GIVEN INSTRUCTION
Quote every line of the data below as it stands, omitting pictures.

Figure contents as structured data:
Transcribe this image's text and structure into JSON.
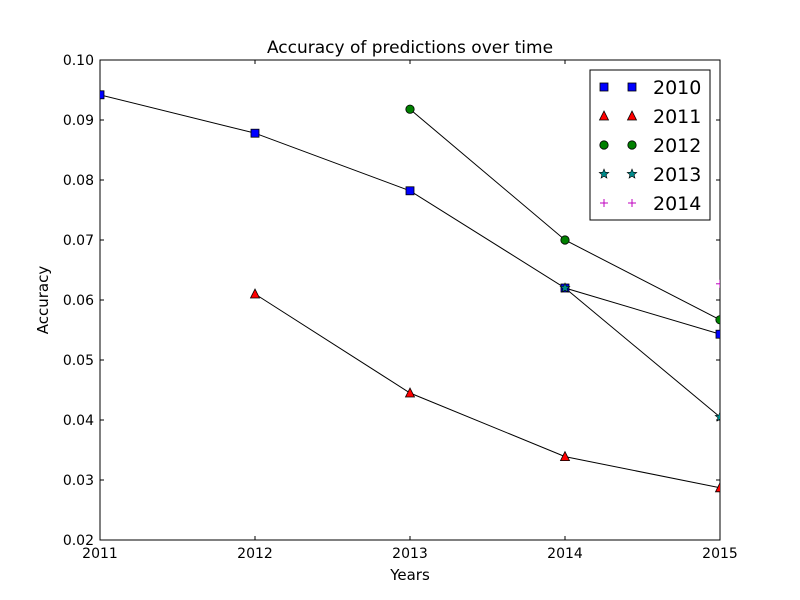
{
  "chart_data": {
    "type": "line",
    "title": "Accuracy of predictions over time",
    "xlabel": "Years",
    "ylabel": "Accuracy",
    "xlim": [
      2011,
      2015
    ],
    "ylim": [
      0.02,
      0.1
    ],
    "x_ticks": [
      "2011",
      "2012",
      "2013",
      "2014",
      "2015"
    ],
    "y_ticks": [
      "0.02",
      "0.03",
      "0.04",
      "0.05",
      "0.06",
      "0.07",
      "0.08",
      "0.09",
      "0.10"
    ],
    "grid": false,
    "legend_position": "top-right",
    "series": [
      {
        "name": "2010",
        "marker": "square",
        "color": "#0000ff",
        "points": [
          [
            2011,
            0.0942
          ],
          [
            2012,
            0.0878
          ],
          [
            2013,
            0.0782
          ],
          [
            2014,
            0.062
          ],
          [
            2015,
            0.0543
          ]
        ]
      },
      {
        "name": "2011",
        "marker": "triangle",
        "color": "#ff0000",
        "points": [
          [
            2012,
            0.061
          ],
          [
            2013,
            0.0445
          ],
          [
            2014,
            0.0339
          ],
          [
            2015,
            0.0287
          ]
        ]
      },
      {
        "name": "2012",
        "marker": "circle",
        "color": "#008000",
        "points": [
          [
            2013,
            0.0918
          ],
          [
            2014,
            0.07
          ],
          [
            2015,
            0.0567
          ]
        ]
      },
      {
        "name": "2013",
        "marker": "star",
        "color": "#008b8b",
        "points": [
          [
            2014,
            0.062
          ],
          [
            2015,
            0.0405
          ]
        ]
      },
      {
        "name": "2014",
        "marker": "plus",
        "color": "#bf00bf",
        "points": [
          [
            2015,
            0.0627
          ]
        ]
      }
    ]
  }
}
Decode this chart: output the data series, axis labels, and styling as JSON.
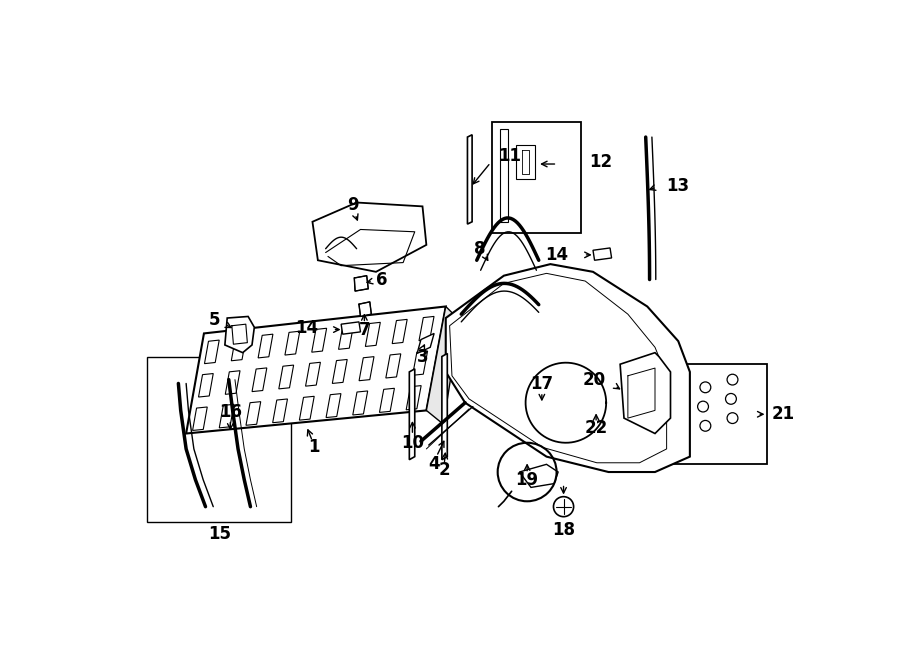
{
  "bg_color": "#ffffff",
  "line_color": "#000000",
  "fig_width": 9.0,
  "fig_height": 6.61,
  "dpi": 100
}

REPLY
Transcribe this image's text and structure into JSON.
{
  "chart_data": {
    "type": "line",
    "title": "Accuracy of predictions over time",
    "xlabel": "Years",
    "ylabel": "Accuracy",
    "xlim": [
      2011,
      2015
    ],
    "ylim": [
      0.02,
      0.1
    ],
    "x_ticks": [
      "2011",
      "2012",
      "2013",
      "2014",
      "2015"
    ],
    "y_ticks": [
      "0.02",
      "0.03",
      "0.04",
      "0.05",
      "0.06",
      "0.07",
      "0.08",
      "0.09",
      "0.10"
    ],
    "grid": false,
    "legend_position": "top-right",
    "series": [
      {
        "name": "2010",
        "marker": "square",
        "color": "#0000ff",
        "points": [
          [
            2011,
            0.0942
          ],
          [
            2012,
            0.0878
          ],
          [
            2013,
            0.0782
          ],
          [
            2014,
            0.062
          ],
          [
            2015,
            0.0543
          ]
        ]
      },
      {
        "name": "2011",
        "marker": "triangle",
        "color": "#ff0000",
        "points": [
          [
            2012,
            0.061
          ],
          [
            2013,
            0.0445
          ],
          [
            2014,
            0.0339
          ],
          [
            2015,
            0.0287
          ]
        ]
      },
      {
        "name": "2012",
        "marker": "circle",
        "color": "#008000",
        "points": [
          [
            2013,
            0.0918
          ],
          [
            2014,
            0.07
          ],
          [
            2015,
            0.0567
          ]
        ]
      },
      {
        "name": "2013",
        "marker": "star",
        "color": "#008b8b",
        "points": [
          [
            2014,
            0.062
          ],
          [
            2015,
            0.0405
          ]
        ]
      },
      {
        "name": "2014",
        "marker": "plus",
        "color": "#bf00bf",
        "points": [
          [
            2015,
            0.0627
          ]
        ]
      }
    ]
  }
}
Decode this chart: output the data series, axis labels, and styling as JSON.
{
  "bg_color": "#ffffff",
  "line_color": "#000000",
  "fig_width": 9.0,
  "fig_height": 6.61,
  "dpi": 100
}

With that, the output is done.